Return the material exactly as supplied, apart from the pictures, which are omitted.

======== RECORDS SHOWN ========

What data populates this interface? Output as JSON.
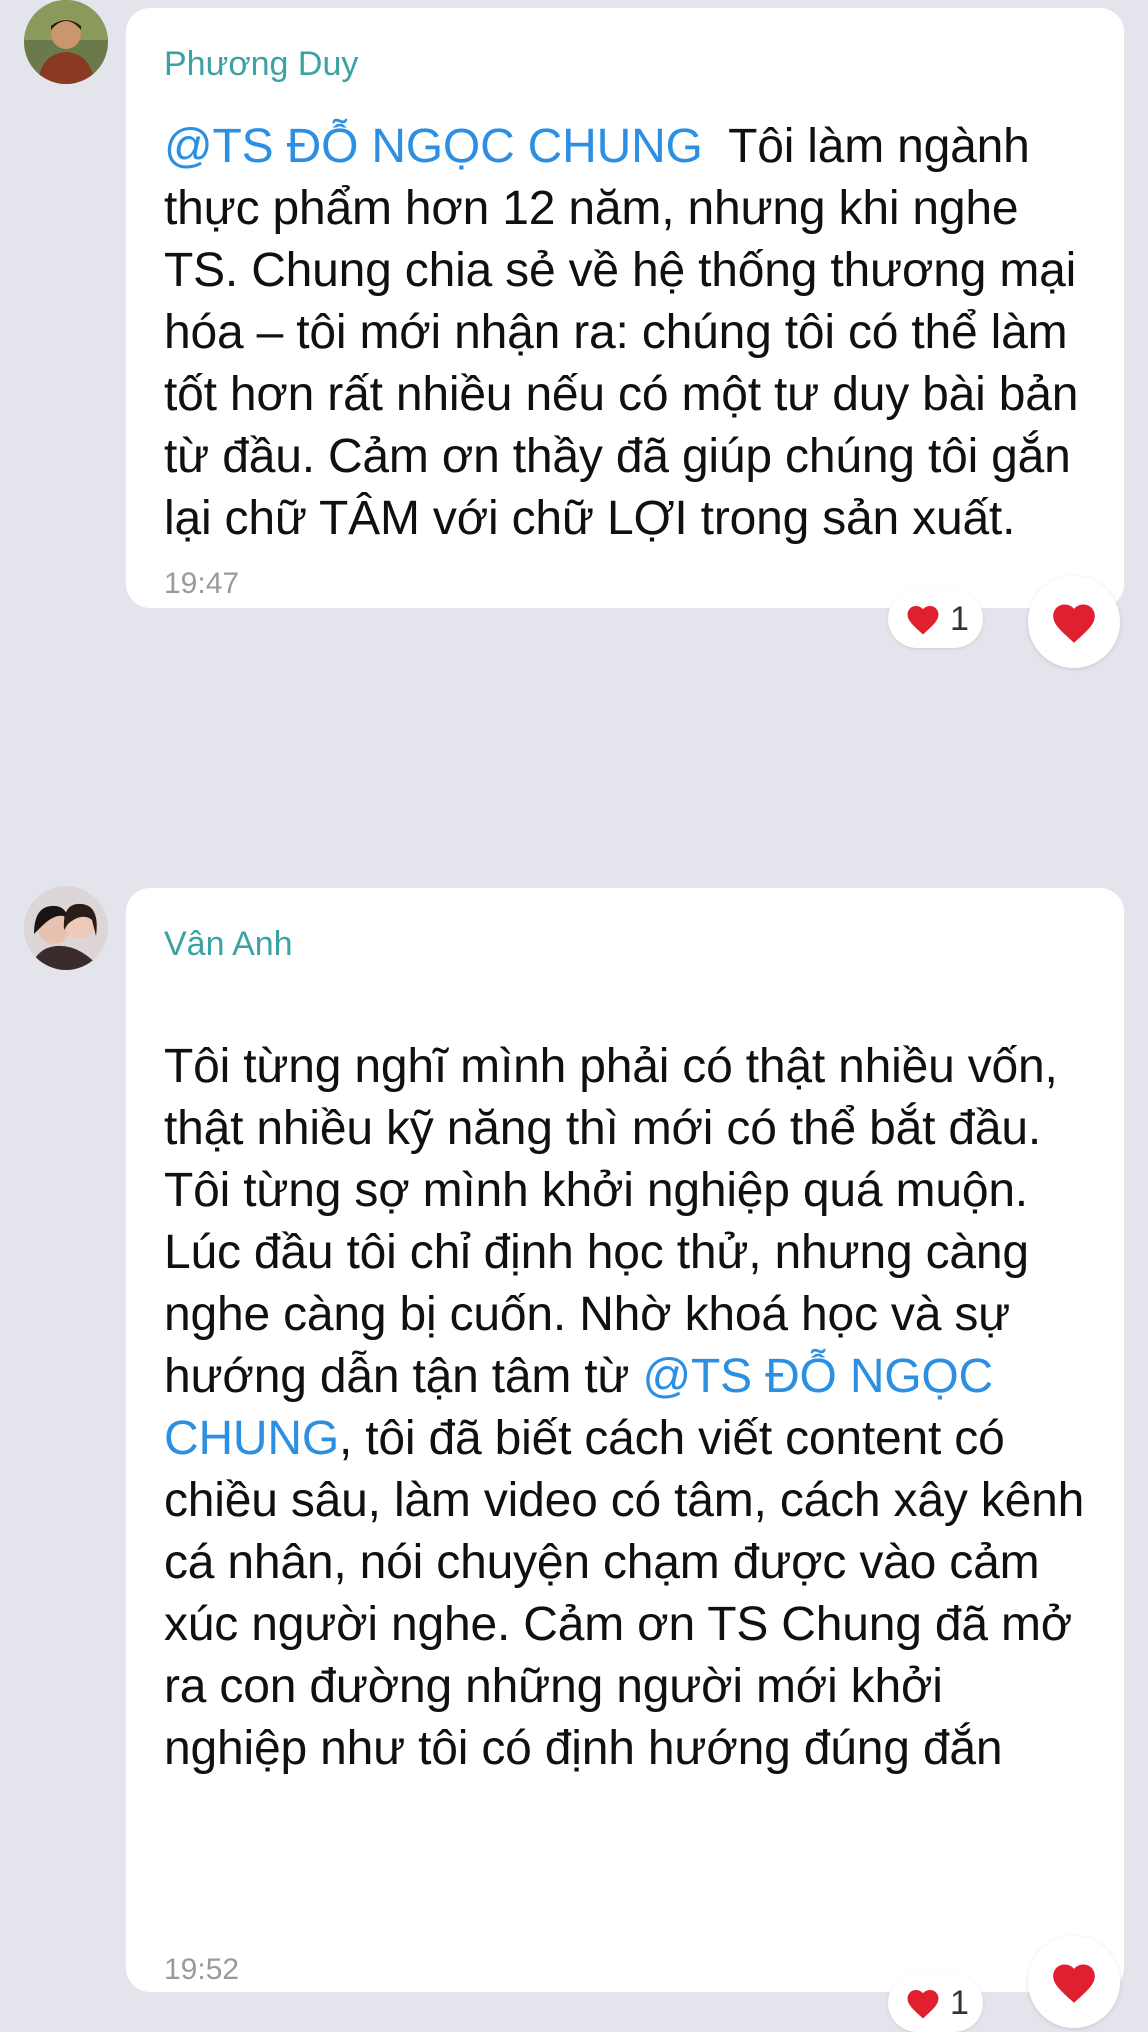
{
  "messages": [
    {
      "sender": "Phương Duy",
      "mention": "@TS ĐỖ NGỌC CHUNG",
      "text_after_mention": "  Tôi làm ngành thực phẩm hơn 12 năm, nhưng khi nghe TS. Chung chia sẻ về hệ thống thương mại hóa – tôi mới nhận ra: chúng tôi có thể làm tốt hơn rất nhiều nếu có một tư duy bài bản từ đầu. Cảm ơn thầy đã giúp chúng tôi gắn lại chữ TÂM với chữ LỢI trong sản xuất.",
      "time": "19:47",
      "reaction_count": "1",
      "reaction_icon": "heart-icon"
    },
    {
      "sender": "Vân Anh",
      "text_before_mention": "Tôi từng nghĩ mình phải có thật nhiều vốn, thật nhiều kỹ năng thì mới có thể bắt đầu. Tôi từng sợ mình khởi nghiệp quá muộn. Lúc đầu tôi chỉ định học thử, nhưng càng nghe càng bị cuốn. Nhờ khoá học và sự hướng dẫn tận tâm từ ",
      "mention": "@TS ĐỖ NGỌC CHUNG",
      "text_after_mention": ", tôi đã biết cách viết content có chiều sâu, làm video có tâm, cách xây kênh cá nhân, nói chuyện chạm được vào cảm xúc người nghe. Cảm ơn TS Chung đã mở ra con đường những người mới khởi nghiệp như tôi có định hướng đúng đắn",
      "time": "19:52",
      "reaction_count": "1",
      "reaction_icon": "heart-icon"
    }
  ],
  "colors": {
    "background": "#e3e4ec",
    "sender": "#3aa2a2",
    "mention": "#2d8fe2",
    "heart": "#e0202e"
  }
}
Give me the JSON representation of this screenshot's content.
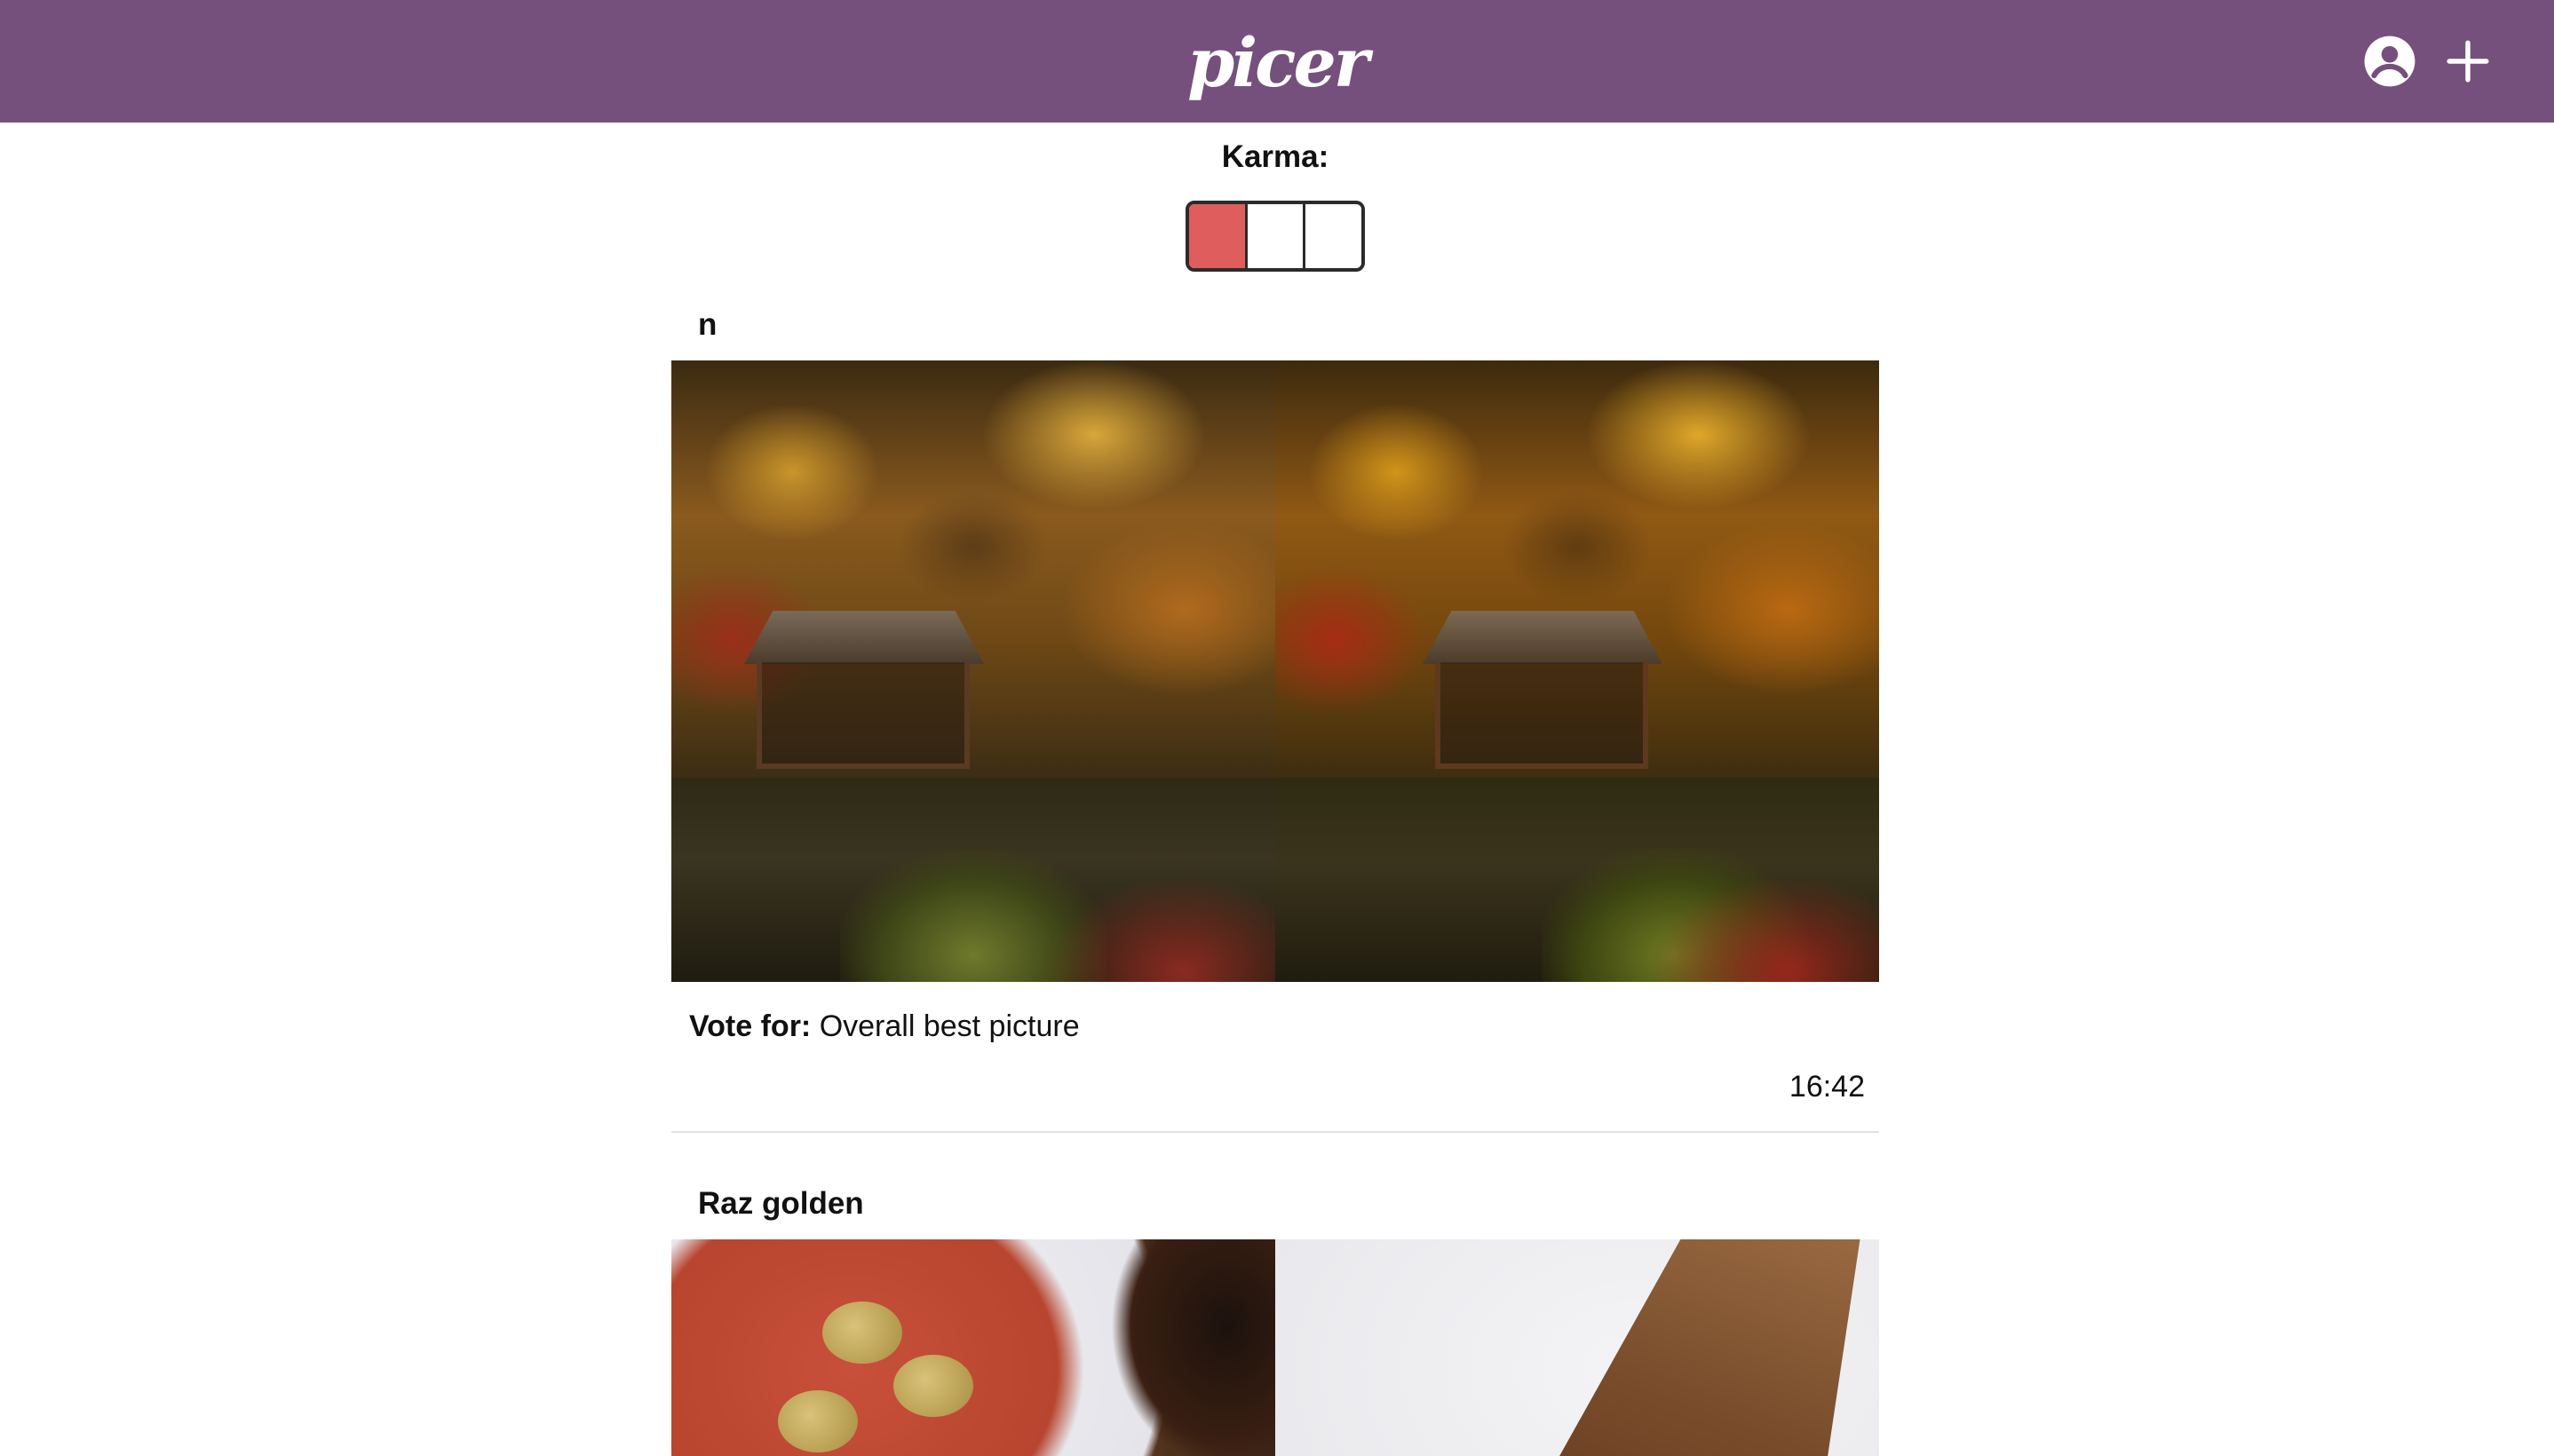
{
  "header": {
    "logo_text": "picer",
    "background_color": "#76507d",
    "icons": [
      "account-circle-icon",
      "plus-icon"
    ]
  },
  "karma": {
    "label": "Karma:",
    "filled_segments": 1,
    "total_segments": 3,
    "fill_color": "#e05d5d"
  },
  "posts": [
    {
      "author": "n",
      "vote_label": "Vote for:",
      "vote_topic": "Overall best picture",
      "time": "16:42"
    },
    {
      "author": "Raz golden"
    }
  ]
}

========

### TASK RESPONSE
What data populates this interface? Output as JSON.
{
  "messages": [
    {
      "sender": "Phương Duy",
      "mention": "@TS ĐỖ NGỌC CHUNG",
      "text_after_mention": "  Tôi làm ngành thực phẩm hơn 12 năm, nhưng khi nghe TS. Chung chia sẻ về hệ thống thương mại hóa – tôi mới nhận ra: chúng tôi có thể làm tốt hơn rất nhiều nếu có một tư duy bài bản từ đầu. Cảm ơn thầy đã giúp chúng tôi gắn lại chữ TÂM với chữ LỢI trong sản xuất.",
      "time": "19:47",
      "reaction_count": "1",
      "reaction_icon": "heart-icon"
    },
    {
      "sender": "Vân Anh",
      "text_before_mention": "Tôi từng nghĩ mình phải có thật nhiều vốn, thật nhiều kỹ năng thì mới có thể bắt đầu. Tôi từng sợ mình khởi nghiệp quá muộn. Lúc đầu tôi chỉ định học thử, nhưng càng nghe càng bị cuốn. Nhờ khoá học và sự hướng dẫn tận tâm từ ",
      "mention": "@TS ĐỖ NGỌC CHUNG",
      "text_after_mention": ", tôi đã biết cách viết content có chiều sâu, làm video có tâm, cách xây kênh cá nhân, nói chuyện chạm được vào cảm xúc người nghe. Cảm ơn TS Chung đã mở ra con đường những người mới khởi nghiệp như tôi có định hướng đúng đắn",
      "time": "19:52",
      "reaction_count": "1",
      "reaction_icon": "heart-icon"
    }
  ],
  "colors": {
    "background": "#e3e4ec",
    "sender": "#3aa2a2",
    "mention": "#2d8fe2",
    "heart": "#e0202e"
  }
}
Give me the JSON representation of this screenshot's content.
{
  "header": {
    "logo_text": "picer",
    "background_color": "#76507d",
    "icons": [
      "account-circle-icon",
      "plus-icon"
    ]
  },
  "karma": {
    "label": "Karma:",
    "filled_segments": 1,
    "total_segments": 3,
    "fill_color": "#e05d5d"
  },
  "posts": [
    {
      "author": "n",
      "vote_label": "Vote for:",
      "vote_topic": "Overall best picture",
      "time": "16:42"
    },
    {
      "author": "Raz golden"
    }
  ]
}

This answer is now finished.